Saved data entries
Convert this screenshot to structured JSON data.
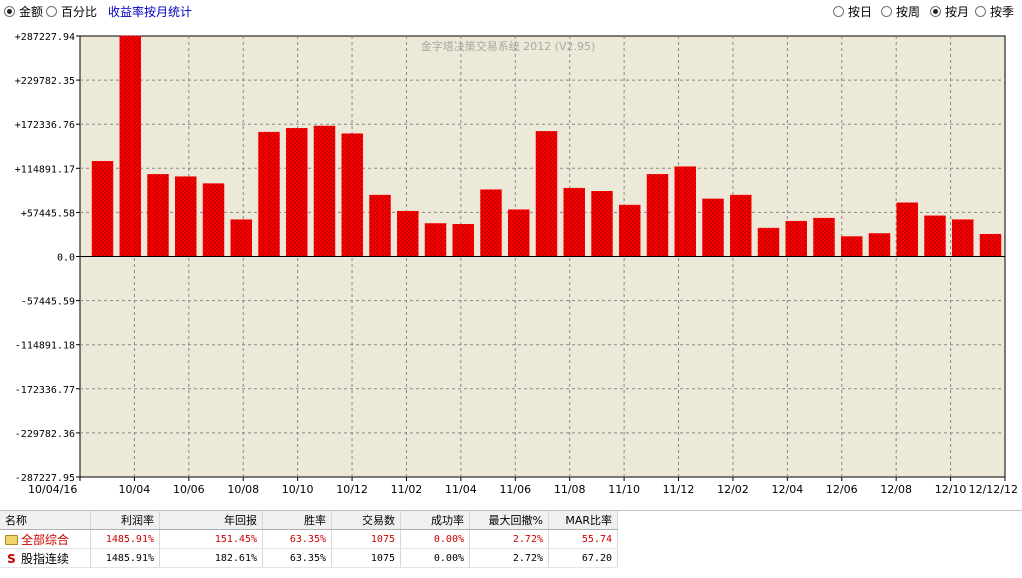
{
  "controls": {
    "mode_options": [
      {
        "label": "金额",
        "selected": true
      },
      {
        "label": "百分比",
        "selected": false
      }
    ],
    "stats_link": "收益率按月统计",
    "period_options": [
      {
        "label": "按日",
        "selected": false
      },
      {
        "label": "按周",
        "selected": false
      },
      {
        "label": "按月",
        "selected": true
      },
      {
        "label": "按季",
        "selected": false
      }
    ]
  },
  "chart_data": {
    "type": "bar",
    "watermark": "金字塔决策交易系统 2012 (V2.95)",
    "grid": true,
    "bar_color": "#ff0000",
    "plot_background": "#ece9d8",
    "ylim": [
      -287227.95,
      287227.94
    ],
    "yticks": [
      "+287227.94",
      "+229782.35",
      "+172336.76",
      "+114891.17",
      "+57445.58",
      "0.0",
      "-57445.59",
      "-114891.18",
      "-172336.77",
      "-229782.36",
      "-287227.95"
    ],
    "xticks": [
      "10/04/16",
      "10/04",
      "10/06",
      "10/08",
      "10/10",
      "10/12",
      "11/02",
      "11/04",
      "11/06",
      "11/08",
      "11/10",
      "11/12",
      "12/02",
      "12/04",
      "12/06",
      "12/08",
      "12/10",
      "12/12/12"
    ],
    "categories": [
      "10/04",
      "10/05",
      "10/06",
      "10/07",
      "10/08",
      "10/09",
      "10/10",
      "10/11",
      "10/12",
      "11/01",
      "11/02",
      "11/03",
      "11/04",
      "11/05",
      "11/06",
      "11/07",
      "11/08",
      "11/09",
      "11/10",
      "11/11",
      "11/12",
      "12/01",
      "12/02",
      "12/03",
      "12/04",
      "12/05",
      "12/06",
      "12/07",
      "12/08",
      "12/09",
      "12/10",
      "12/11",
      "12/12"
    ],
    "values": [
      124000,
      287227,
      107000,
      104000,
      95000,
      48000,
      162000,
      167000,
      170000,
      160000,
      80000,
      59000,
      43000,
      42000,
      87000,
      61000,
      163000,
      89000,
      85000,
      67000,
      107000,
      117000,
      75000,
      80000,
      37000,
      46000,
      50000,
      26000,
      30000,
      70000,
      53000,
      48000,
      29000
    ]
  },
  "table": {
    "columns": [
      "名称",
      "利润率",
      "年回报",
      "胜率",
      "交易数",
      "成功率",
      "最大回撤%",
      "MAR比率"
    ],
    "rows": [
      {
        "name": "全部综合",
        "icon": "folder-icon",
        "color": "#cc0000",
        "cells": [
          "1485.91%",
          "151.45%",
          "63.35%",
          "1075",
          "0.00%",
          "2.72%",
          "55.74"
        ]
      },
      {
        "name": "股指连续",
        "icon": "s-icon",
        "color": "#000000",
        "cells": [
          "1485.91%",
          "182.61%",
          "63.35%",
          "1075",
          "0.00%",
          "2.72%",
          "67.20"
        ]
      }
    ]
  }
}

* Description of the task *
Only the number is wanted: how many lines above include the word "label"?

* Solution below *
6